WORK REQUIRED>
From the line containing "OCR this image." to the end of the data, retype every line exactly and nothing else. Drop the pictures.

Recorded data:
•••••

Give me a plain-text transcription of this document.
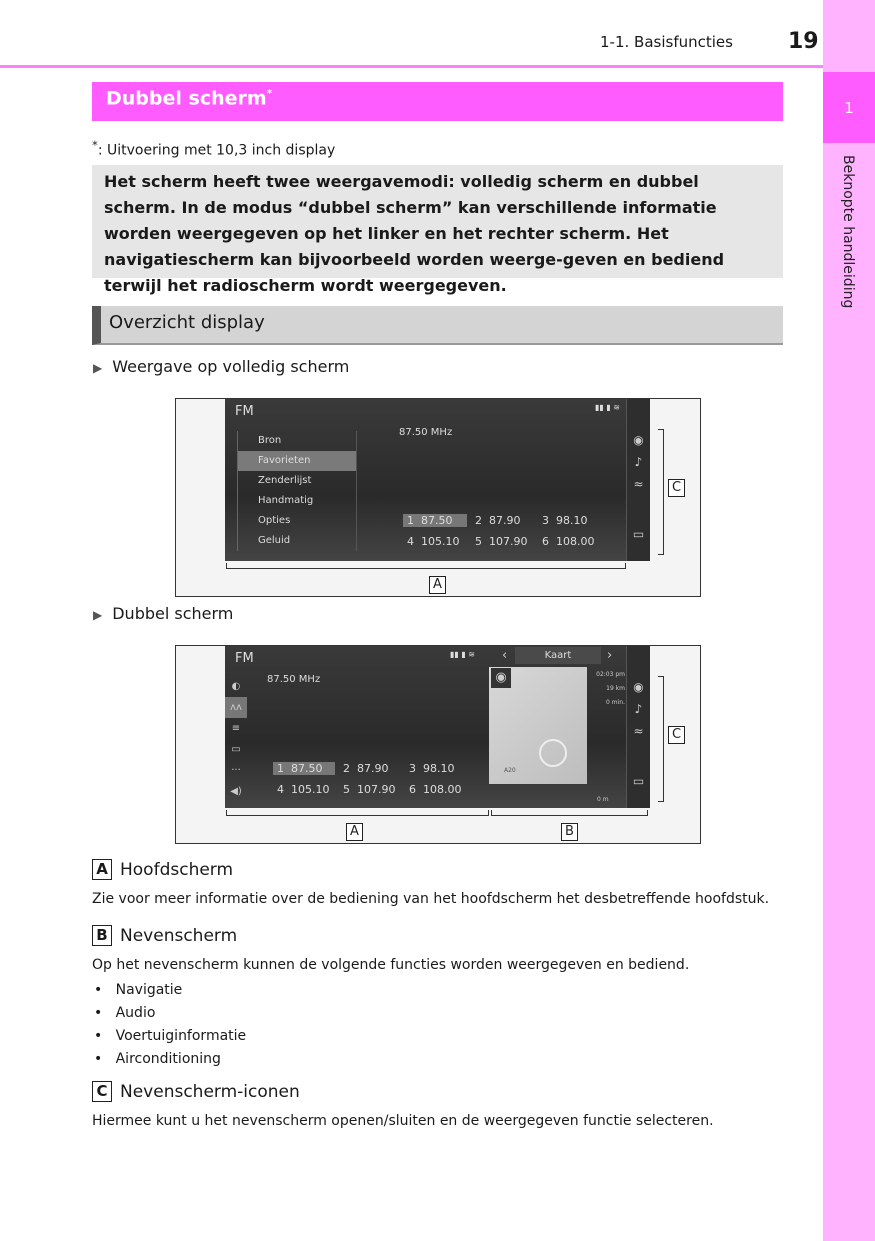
1
Beknopte handleiding
1-1. Basisfuncties	19
Dubbel scherm*
*: Uitvoering met 10,3 inch display
Het scherm heeft twee weergavemodi: volledig scherm en dubbel scherm. In de modus “dubbel scherm” kan verschillende informatie worden weergegeven op het linker en het rechter scherm. Het navigatiescherm kan bijvoorbeeld worden weerge-geven en bediend terwijl het radioscherm wordt weergegeven.
Overzicht display
▶ Weergave op volledig scherm
FM	▮▮ ▮ ≋
87.50 MHz
Bron
Favorieten
Zenderlijst
Handmatig
Opties
Geluid
1 87.50	2 87.90 3 98.10
4 105.10 5 107.90 6 108.00
◉
♪
≈
▭
C
A
▶ Dubbel scherm
FM	▮▮ ▮ ≋
87.50 MHz
◐
ᴧᴧ
≡
▭
···
◀)
1 87.50	2 87.90 3 98.10
4 105.10 5 107.90 6 108.00
‹	Kaart	›
A20
◉	02:03 pm
19 km
0 min.
0 m
◉
♪
≈
▭
C
A	B
A Hoofdscherm
Zie voor meer informatie over de bediening van het hoofdscherm het desbetreffende hoofdstuk.
B Nevenscherm
Op het nevenscherm kunnen de volgende functies worden weergegeven en bediend.
•   Navigatie
•   Audio
•   Voertuiginformatie
•   Airconditioning
C Nevenscherm-iconen
Hiermee kunt u het nevenscherm openen/sluiten en de weergegeven functie selecteren.
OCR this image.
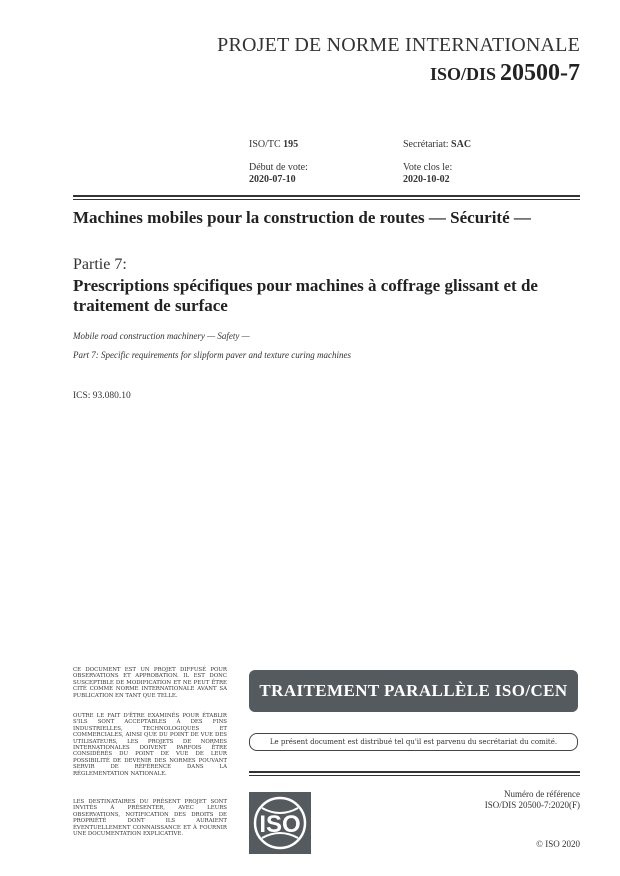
PROJET DE NORME INTERNATIONALE
ISO/DIS 20500-7
ISO/TC 195	Secrétariat: SAC
Début de vote:
2020-07-10
Vote clos le:
2020-10-02
Machines mobiles pour la construction de routes — Sécurité —
Partie 7:
Prescriptions spécifiques pour machines à coffrage glissant et de traitement de surface
Mobile road construction machinery — Safety —
Part 7: Specific requirements for slipform paver and texture curing machines
ICS: 93.080.10
CE DOCUMENT EST UN PROJET DIFFUSÉ POUR OBSERVATIONS ET APPROBATION. IL EST DONC SUSCEPTIBLE DE MODIFICATION ET NE PEUT ÊTRE CITÉ COMME NORME INTERNATIONALE AVANT SA PUBLICATION EN TANT QUE TELLE.
OUTRE LE FAIT D'ÊTRE EXAMINÉS POUR ÉTABLIR S'ILS SONT ACCEPTABLES À DES FINS INDUSTRIELLES, TECHNOLOGIQUES ET COMMERCIALES, AINSI QUE DU POINT DE VUE DES UTILISATEURS, LES PROJETS DE NORMES INTERNATIONALES DOIVENT PARFOIS ÊTRE CONSIDÉRÉS DU POINT DE VUE DE LEUR POSSIBILITÉ DE DEVENIR DES NORMES POUVANT SERVIR DE RÉFÉRENCE DANS LA RÉGLEMENTATION NATIONALE.
LES DESTINATAIRES DU PRÉSENT PROJET SONT INVITÉS À PRÉSENTER, AVEC LEURS OBSERVATIONS, NOTIFICATION DES DROITS DE PROPRIÉTÉ DONT ILS AURAIENT ÉVENTUELLEMENT CONNAISSANCE ET À FOURNIR UNE DOCUMENTATION EXPLICATIVE.
TRAITEMENT PARALLÈLE ISO/CEN
Le présent document est distribué tel qu'il est parvenu du secrétariat du comité.
ISO
Numéro de référence
ISO/DIS 20500-7:2020(F)
© ISO 2020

•••••

ANSWER TO THE TASK>
OCR this image.
PROJET DE NORME INTERNATIONALE
ISO/DIS 20500-7
ISO/TC 195	Secrétariat: SAC
Début de vote:
2020-07-10
Vote clos le:
2020-10-02
Machines mobiles pour la construction de routes — Sécurité —
Partie 7:
Prescriptions spécifiques pour machines à coffrage glissant et de traitement de surface
Mobile road construction machinery — Safety —
Part 7: Specific requirements for slipform paver and texture curing machines
ICS: 93.080.10
CE DOCUMENT EST UN PROJET DIFFUSÉ POUR OBSERVATIONS ET APPROBATION. IL EST DONC SUSCEPTIBLE DE MODIFICATION ET NE PEUT ÊTRE CITÉ COMME NORME INTERNATIONALE AVANT SA PUBLICATION EN TANT QUE TELLE.
OUTRE LE FAIT D'ÊTRE EXAMINÉS POUR ÉTABLIR S'ILS SONT ACCEPTABLES À DES FINS INDUSTRIELLES, TECHNOLOGIQUES ET COMMERCIALES, AINSI QUE DU POINT DE VUE DES UTILISATEURS, LES PROJETS DE NORMES INTERNATIONALES DOIVENT PARFOIS ÊTRE CONSIDÉRÉS DU POINT DE VUE DE LEUR POSSIBILITÉ DE DEVENIR DES NORMES POUVANT SERVIR DE RÉFÉRENCE DANS LA RÉGLEMENTATION NATIONALE.
LES DESTINATAIRES DU PRÉSENT PROJET SONT INVITÉS À PRÉSENTER, AVEC LEURS OBSERVATIONS, NOTIFICATION DES DROITS DE PROPRIÉTÉ DONT ILS AURAIENT ÉVENTUELLEMENT CONNAISSANCE ET À FOURNIR UNE DOCUMENTATION EXPLICATIVE.
TRAITEMENT PARALLÈLE ISO/CEN
Le présent document est distribué tel qu'il est parvenu du secrétariat du comité.
ISO
Numéro de référence
ISO/DIS 20500-7:2020(F)
© ISO 2020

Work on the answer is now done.